## Task brief
Give an exact transcription of every line, dropping the images.

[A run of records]
----------------------------------------
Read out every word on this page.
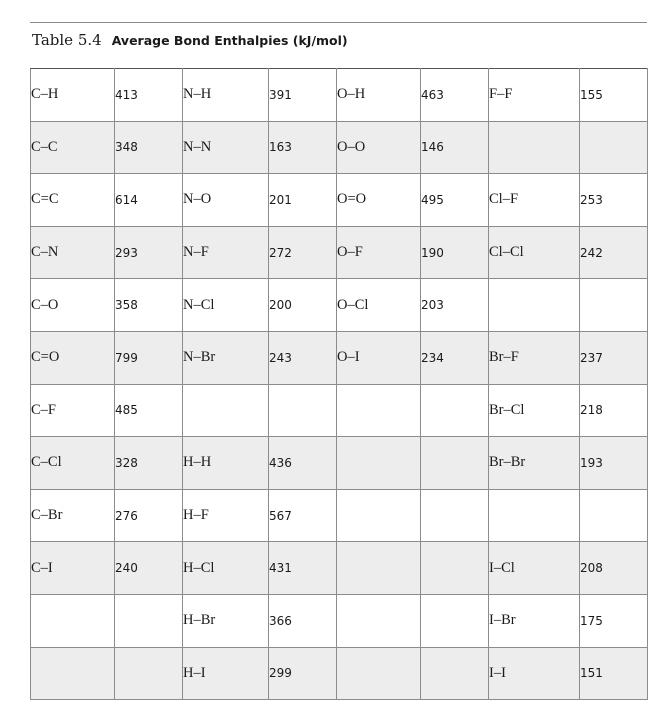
Table 5.4 Average Bond Enthalpies (kJ/mol)
C–H	413	N–H	391	O–H	463	F–F	155
C–C	348	N–N	163	O–O	146		
C=C	614	N–O	201	O=O	495	Cl–F	253
C–N	293	N–F	272	O–F	190	Cl–Cl	242
C–O	358	N–Cl	200	O–Cl	203		
C=O	799	N–Br	243	O–I	234	Br–F	237
C–F	485					Br–Cl	218
C–Cl	328	H–H	436			Br–Br	193
C–Br	276	H–F	567				
C–I	240	H–Cl	431			I–Cl	208
		H–Br	366			I–Br	175
		H–I	299			I–I	151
----------------------------------------
## Finished answer
Read out every word on this page.
Table 5.4 Average Bond Enthalpies (kJ/mol)
C–H	413	N–H	391	O–H	463	F–F	155
C–C	348	N–N	163	O–O	146		
C=C	614	N–O	201	O=O	495	Cl–F	253
C–N	293	N–F	272	O–F	190	Cl–Cl	242
C–O	358	N–Cl	200	O–Cl	203		
C=O	799	N–Br	243	O–I	234	Br–F	237
C–F	485					Br–Cl	218
C–Cl	328	H–H	436			Br–Br	193
C–Br	276	H–F	567				
C–I	240	H–Cl	431			I–Cl	208
		H–Br	366			I–Br	175
		H–I	299			I–I	151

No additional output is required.